Stored data entries:
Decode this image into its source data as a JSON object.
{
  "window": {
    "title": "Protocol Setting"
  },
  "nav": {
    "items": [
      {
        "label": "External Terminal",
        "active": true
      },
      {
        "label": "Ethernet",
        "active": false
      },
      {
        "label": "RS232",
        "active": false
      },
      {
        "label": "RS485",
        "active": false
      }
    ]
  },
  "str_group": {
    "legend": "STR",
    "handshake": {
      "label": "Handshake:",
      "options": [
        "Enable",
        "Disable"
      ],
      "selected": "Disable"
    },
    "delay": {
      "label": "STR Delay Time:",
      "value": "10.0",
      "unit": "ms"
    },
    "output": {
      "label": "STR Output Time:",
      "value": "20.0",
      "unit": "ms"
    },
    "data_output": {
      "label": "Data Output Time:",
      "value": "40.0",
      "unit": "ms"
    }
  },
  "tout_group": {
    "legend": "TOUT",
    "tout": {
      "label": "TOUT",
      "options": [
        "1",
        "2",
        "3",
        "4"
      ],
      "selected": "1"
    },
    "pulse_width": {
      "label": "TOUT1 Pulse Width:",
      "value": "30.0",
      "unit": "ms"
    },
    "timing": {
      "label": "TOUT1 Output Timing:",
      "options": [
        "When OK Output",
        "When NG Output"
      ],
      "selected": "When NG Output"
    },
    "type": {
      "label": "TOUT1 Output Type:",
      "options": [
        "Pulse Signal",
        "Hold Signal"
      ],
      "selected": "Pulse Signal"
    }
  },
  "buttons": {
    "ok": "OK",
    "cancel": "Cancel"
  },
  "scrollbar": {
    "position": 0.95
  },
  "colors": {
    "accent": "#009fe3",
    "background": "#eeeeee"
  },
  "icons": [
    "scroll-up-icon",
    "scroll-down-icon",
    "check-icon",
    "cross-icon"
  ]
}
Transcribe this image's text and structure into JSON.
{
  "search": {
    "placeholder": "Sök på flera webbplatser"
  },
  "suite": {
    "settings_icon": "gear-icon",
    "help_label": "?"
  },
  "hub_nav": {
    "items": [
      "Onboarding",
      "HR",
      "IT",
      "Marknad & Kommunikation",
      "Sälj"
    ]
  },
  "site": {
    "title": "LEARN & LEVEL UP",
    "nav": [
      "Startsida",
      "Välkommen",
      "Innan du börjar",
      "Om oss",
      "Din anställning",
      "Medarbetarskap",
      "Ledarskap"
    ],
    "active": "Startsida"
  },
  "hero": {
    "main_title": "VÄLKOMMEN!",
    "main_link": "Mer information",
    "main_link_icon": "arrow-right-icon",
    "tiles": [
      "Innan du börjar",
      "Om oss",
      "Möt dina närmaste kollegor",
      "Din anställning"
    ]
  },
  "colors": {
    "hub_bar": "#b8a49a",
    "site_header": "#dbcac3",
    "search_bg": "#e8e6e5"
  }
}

• [OBJECTIVE] Write out every line exactly as it stands.

• [ANSWER IN FULL]
Decode this image into its source data as a JSON object.
{
  "window": {
    "title": "Protocol Setting"
  },
  "nav": {
    "items": [
      {
        "label": "External Terminal",
        "active": true
      },
      {
        "label": "Ethernet",
        "active": false
      },
      {
        "label": "RS232",
        "active": false
      },
      {
        "label": "RS485",
        "active": false
      }
    ]
  },
  "str_group": {
    "legend": "STR",
    "handshake": {
      "label": "Handshake:",
      "options": [
        "Enable",
        "Disable"
      ],
      "selected": "Disable"
    },
    "delay": {
      "label": "STR Delay Time:",
      "value": "10.0",
      "unit": "ms"
    },
    "output": {
      "label": "STR Output Time:",
      "value": "20.0",
      "unit": "ms"
    },
    "data_output": {
      "label": "Data Output Time:",
      "value": "40.0",
      "unit": "ms"
    }
  },
  "tout_group": {
    "legend": "TOUT",
    "tout": {
      "label": "TOUT",
      "options": [
        "1",
        "2",
        "3",
        "4"
      ],
      "selected": "1"
    },
    "pulse_width": {
      "label": "TOUT1 Pulse Width:",
      "value": "30.0",
      "unit": "ms"
    },
    "timing": {
      "label": "TOUT1 Output Timing:",
      "options": [
        "When OK Output",
        "When NG Output"
      ],
      "selected": "When NG Output"
    },
    "type": {
      "label": "TOUT1 Output Type:",
      "options": [
        "Pulse Signal",
        "Hold Signal"
      ],
      "selected": "Pulse Signal"
    }
  },
  "buttons": {
    "ok": "OK",
    "cancel": "Cancel"
  },
  "scrollbar": {
    "position": 0.95
  },
  "colors": {
    "accent": "#009fe3",
    "background": "#eeeeee"
  },
  "icons": [
    "scroll-up-icon",
    "scroll-down-icon",
    "check-icon",
    "cross-icon"
  ]
}
Transcribe this image's text and structure into JSON.
{
  "search": {
    "placeholder": "Sök på flera webbplatser"
  },
  "suite": {
    "settings_icon": "gear-icon",
    "help_label": "?"
  },
  "hub_nav": {
    "items": [
      "Onboarding",
      "HR",
      "IT",
      "Marknad & Kommunikation",
      "Sälj"
    ]
  },
  "site": {
    "title": "LEARN & LEVEL UP",
    "nav": [
      "Startsida",
      "Välkommen",
      "Innan du börjar",
      "Om oss",
      "Din anställning",
      "Medarbetarskap",
      "Ledarskap"
    ],
    "active": "Startsida"
  },
  "hero": {
    "main_title": "VÄLKOMMEN!",
    "main_link": "Mer information",
    "main_link_icon": "arrow-right-icon",
    "tiles": [
      "Innan du börjar",
      "Om oss",
      "Möt dina närmaste kollegor",
      "Din anställning"
    ]
  },
  "colors": {
    "hub_bar": "#b8a49a",
    "site_header": "#dbcac3",
    "search_bg": "#e8e6e5"
  }
}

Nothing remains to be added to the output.